## PROBLEM TO SOLVE
Please give this data again, replacing "fruition" with "completion" and leaving everything else unchanged.

## DATA SUPPLIED
^^^^^^^^^^^^^^^^

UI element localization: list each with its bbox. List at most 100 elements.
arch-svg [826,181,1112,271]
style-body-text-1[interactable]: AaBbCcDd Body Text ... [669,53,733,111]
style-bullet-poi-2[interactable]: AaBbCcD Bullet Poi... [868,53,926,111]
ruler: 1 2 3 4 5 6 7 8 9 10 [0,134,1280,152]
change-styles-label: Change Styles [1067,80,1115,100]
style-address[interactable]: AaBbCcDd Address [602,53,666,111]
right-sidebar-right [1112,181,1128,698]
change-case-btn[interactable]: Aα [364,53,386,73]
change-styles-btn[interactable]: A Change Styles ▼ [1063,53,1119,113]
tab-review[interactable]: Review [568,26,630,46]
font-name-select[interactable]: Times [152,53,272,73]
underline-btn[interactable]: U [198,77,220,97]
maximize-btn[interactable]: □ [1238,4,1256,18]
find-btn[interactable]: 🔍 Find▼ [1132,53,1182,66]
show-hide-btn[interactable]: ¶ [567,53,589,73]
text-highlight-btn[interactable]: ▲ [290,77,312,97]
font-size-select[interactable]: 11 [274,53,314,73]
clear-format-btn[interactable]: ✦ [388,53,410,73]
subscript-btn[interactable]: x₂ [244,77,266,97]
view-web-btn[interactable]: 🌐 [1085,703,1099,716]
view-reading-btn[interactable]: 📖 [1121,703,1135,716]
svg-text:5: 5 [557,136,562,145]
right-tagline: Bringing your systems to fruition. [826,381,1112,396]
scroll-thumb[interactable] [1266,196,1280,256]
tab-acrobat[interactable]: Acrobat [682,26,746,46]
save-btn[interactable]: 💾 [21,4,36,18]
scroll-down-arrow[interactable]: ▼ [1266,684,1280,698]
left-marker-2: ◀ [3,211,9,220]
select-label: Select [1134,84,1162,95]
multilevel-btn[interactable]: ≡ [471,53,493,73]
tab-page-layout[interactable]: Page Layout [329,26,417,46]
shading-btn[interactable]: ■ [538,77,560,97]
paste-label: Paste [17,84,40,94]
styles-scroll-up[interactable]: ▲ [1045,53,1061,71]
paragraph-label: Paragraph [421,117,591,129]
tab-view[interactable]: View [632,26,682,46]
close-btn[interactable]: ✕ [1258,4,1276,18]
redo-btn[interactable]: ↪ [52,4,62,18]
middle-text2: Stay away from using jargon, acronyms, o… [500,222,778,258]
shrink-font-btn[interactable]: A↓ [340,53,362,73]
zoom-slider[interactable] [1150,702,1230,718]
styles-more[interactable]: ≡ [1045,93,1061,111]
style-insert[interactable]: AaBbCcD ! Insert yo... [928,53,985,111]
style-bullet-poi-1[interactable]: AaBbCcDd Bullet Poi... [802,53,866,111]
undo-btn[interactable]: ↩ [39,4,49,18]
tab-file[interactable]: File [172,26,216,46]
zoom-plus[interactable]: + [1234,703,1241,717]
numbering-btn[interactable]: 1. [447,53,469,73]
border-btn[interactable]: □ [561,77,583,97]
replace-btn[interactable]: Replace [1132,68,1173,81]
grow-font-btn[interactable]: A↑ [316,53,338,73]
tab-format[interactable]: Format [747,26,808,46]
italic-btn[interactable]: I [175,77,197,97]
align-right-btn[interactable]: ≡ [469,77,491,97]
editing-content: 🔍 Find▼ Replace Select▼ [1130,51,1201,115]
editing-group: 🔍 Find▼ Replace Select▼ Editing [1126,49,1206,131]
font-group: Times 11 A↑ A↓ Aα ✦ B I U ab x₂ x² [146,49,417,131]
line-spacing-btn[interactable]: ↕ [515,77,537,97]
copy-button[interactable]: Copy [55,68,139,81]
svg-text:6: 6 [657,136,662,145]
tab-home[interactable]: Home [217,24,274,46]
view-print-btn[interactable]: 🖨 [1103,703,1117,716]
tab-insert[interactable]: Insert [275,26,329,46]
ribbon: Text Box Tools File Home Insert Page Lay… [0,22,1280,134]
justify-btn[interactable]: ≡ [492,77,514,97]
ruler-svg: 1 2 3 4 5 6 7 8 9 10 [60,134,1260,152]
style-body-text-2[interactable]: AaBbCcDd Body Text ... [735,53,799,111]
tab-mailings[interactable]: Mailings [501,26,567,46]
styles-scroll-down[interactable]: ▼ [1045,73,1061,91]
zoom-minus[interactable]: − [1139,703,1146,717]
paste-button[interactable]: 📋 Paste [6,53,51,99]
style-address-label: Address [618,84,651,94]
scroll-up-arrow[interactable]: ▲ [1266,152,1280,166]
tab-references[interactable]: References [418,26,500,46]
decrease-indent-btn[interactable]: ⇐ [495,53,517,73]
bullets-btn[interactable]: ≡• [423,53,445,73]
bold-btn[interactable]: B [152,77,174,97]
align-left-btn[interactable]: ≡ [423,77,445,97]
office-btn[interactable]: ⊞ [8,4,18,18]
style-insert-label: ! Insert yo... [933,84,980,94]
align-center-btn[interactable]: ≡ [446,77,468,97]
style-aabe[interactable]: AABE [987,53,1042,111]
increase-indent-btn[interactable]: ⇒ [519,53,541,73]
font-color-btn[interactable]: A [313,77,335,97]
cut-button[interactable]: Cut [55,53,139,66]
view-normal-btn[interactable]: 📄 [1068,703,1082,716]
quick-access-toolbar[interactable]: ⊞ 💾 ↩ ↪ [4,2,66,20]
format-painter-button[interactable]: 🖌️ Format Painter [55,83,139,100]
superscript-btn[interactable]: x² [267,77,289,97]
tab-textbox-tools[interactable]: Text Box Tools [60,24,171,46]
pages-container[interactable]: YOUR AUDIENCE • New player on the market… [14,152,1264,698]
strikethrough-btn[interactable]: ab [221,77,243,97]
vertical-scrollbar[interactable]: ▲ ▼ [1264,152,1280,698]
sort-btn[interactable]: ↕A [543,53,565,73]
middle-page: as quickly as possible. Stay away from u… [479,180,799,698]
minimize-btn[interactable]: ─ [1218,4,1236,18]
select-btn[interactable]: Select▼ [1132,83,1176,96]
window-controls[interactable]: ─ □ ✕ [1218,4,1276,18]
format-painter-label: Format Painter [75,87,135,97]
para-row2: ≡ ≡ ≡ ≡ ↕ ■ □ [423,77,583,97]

^^^^^^^^^^^^^^^^

## THE RESULT
UI element localization: list each with its bbox. List at most 100 elements.
arch-svg [826,181,1112,271]
style-body-text-1[interactable]: AaBbCcDd Body Text ... [669,53,733,111]
style-bullet-poi-2[interactable]: AaBbCcD Bullet Poi... [868,53,926,111]
ruler: 1 2 3 4 5 6 7 8 9 10 [0,134,1280,152]
change-styles-label: Change Styles [1067,80,1115,100]
style-address[interactable]: AaBbCcDd Address [602,53,666,111]
right-sidebar-right [1112,181,1128,698]
change-case-btn[interactable]: Aα [364,53,386,73]
change-styles-btn[interactable]: A Change Styles ▼ [1063,53,1119,113]
tab-review[interactable]: Review [568,26,630,46]
font-name-select[interactable]: Times [152,53,272,73]
underline-btn[interactable]: U [198,77,220,97]
maximize-btn[interactable]: □ [1238,4,1256,18]
find-btn[interactable]: 🔍 Find▼ [1132,53,1182,66]
show-hide-btn[interactable]: ¶ [567,53,589,73]
text-highlight-btn[interactable]: ▲ [290,77,312,97]
font-size-select[interactable]: 11 [274,53,314,73]
clear-format-btn[interactable]: ✦ [388,53,410,73]
subscript-btn[interactable]: x₂ [244,77,266,97]
view-web-btn[interactable]: 🌐 [1085,703,1099,716]
view-reading-btn[interactable]: 📖 [1121,703,1135,716]
svg-text:5: 5 [557,136,562,145]
right-tagline: Bringing your systems to completion. [826,381,1112,396]
scroll-thumb[interactable] [1266,196,1280,256]
tab-acrobat[interactable]: Acrobat [682,26,746,46]
save-btn[interactable]: 💾 [21,4,36,18]
scroll-down-arrow[interactable]: ▼ [1266,684,1280,698]
left-marker-2: ◀ [3,211,9,220]
select-label: Select [1134,84,1162,95]
multilevel-btn[interactable]: ≡ [471,53,493,73]
tab-page-layout[interactable]: Page Layout [329,26,417,46]
shading-btn[interactable]: ■ [538,77,560,97]
paste-label: Paste [17,84,40,94]
styles-scroll-up[interactable]: ▲ [1045,53,1061,71]
paragraph-label: Paragraph [421,117,591,129]
tab-view[interactable]: View [632,26,682,46]
close-btn[interactable]: ✕ [1258,4,1276,18]
redo-btn[interactable]: ↪ [52,4,62,18]
middle-text2: Stay away from using jargon, acronyms, o… [500,222,778,258]
shrink-font-btn[interactable]: A↓ [340,53,362,73]
zoom-slider[interactable] [1150,702,1230,718]
styles-more[interactable]: ≡ [1045,93,1061,111]
style-insert[interactable]: AaBbCcD ! Insert yo... [928,53,985,111]
style-bullet-poi-1[interactable]: AaBbCcDd Bullet Poi... [802,53,866,111]
undo-btn[interactable]: ↩ [39,4,49,18]
tab-file[interactable]: File [172,26,216,46]
zoom-plus[interactable]: + [1234,703,1241,717]
numbering-btn[interactable]: 1. [447,53,469,73]
border-btn[interactable]: □ [561,77,583,97]
replace-btn[interactable]: Replace [1132,68,1173,81]
grow-font-btn[interactable]: A↑ [316,53,338,73]
tab-format[interactable]: Format [747,26,808,46]
italic-btn[interactable]: I [175,77,197,97]
align-right-btn[interactable]: ≡ [469,77,491,97]
editing-content: 🔍 Find▼ Replace Select▼ [1130,51,1201,115]
editing-group: 🔍 Find▼ Replace Select▼ Editing [1126,49,1206,131]
font-group: Times 11 A↑ A↓ Aα ✦ B I U ab x₂ x² [146,49,417,131]
line-spacing-btn[interactable]: ↕ [515,77,537,97]
copy-button[interactable]: Copy [55,68,139,81]
svg-text:6: 6 [657,136,662,145]
tab-home[interactable]: Home [217,24,274,46]
view-print-btn[interactable]: 🖨 [1103,703,1117,716]
tab-insert[interactable]: Insert [275,26,329,46]
ribbon: Text Box Tools File Home Insert Page Lay… [0,22,1280,134]
justify-btn[interactable]: ≡ [492,77,514,97]
ruler-svg: 1 2 3 4 5 6 7 8 9 10 [60,134,1260,152]
style-body-text-2[interactable]: AaBbCcDd Body Text ... [735,53,799,111]
tab-mailings[interactable]: Mailings [501,26,567,46]
styles-scroll-down[interactable]: ▼ [1045,73,1061,91]
zoom-minus[interactable]: − [1139,703,1146,717]
paste-button[interactable]: 📋 Paste [6,53,51,99]
style-address-label: Address [618,84,651,94]
scroll-up-arrow[interactable]: ▲ [1266,152,1280,166]
tab-references[interactable]: References [418,26,500,46]
decrease-indent-btn[interactable]: ⇐ [495,53,517,73]
bullets-btn[interactable]: ≡• [423,53,445,73]
bold-btn[interactable]: B [152,77,174,97]
align-left-btn[interactable]: ≡ [423,77,445,97]
office-btn[interactable]: ⊞ [8,4,18,18]
style-insert-label: ! Insert yo... [933,84,980,94]
align-center-btn[interactable]: ≡ [446,77,468,97]
style-aabe[interactable]: AABE [987,53,1042,111]
increase-indent-btn[interactable]: ⇒ [519,53,541,73]
font-color-btn[interactable]: A [313,77,335,97]
cut-button[interactable]: Cut [55,53,139,66]
view-normal-btn[interactable]: 📄 [1068,703,1082,716]
quick-access-toolbar[interactable]: ⊞ 💾 ↩ ↪ [4,2,66,20]
format-painter-button[interactable]: 🖌️ Format Painter [55,83,139,100]
superscript-btn[interactable]: x² [267,77,289,97]
tab-textbox-tools[interactable]: Text Box Tools [60,24,171,46]
pages-container[interactable]: YOUR AUDIENCE • New player on the market… [14,152,1264,698]
strikethrough-btn[interactable]: ab [221,77,243,97]
vertical-scrollbar[interactable]: ▲ ▼ [1264,152,1280,698]
sort-btn[interactable]: ↕A [543,53,565,73]
middle-page: as quickly as possible. Stay away from u… [479,180,799,698]
minimize-btn[interactable]: ─ [1218,4,1236,18]
select-btn[interactable]: Select▼ [1132,83,1176,96]
window-controls[interactable]: ─ □ ✕ [1218,4,1276,18]
format-painter-label: Format Painter [75,87,135,97]
para-row2: ≡ ≡ ≡ ≡ ↕ ■ □ [423,77,583,97]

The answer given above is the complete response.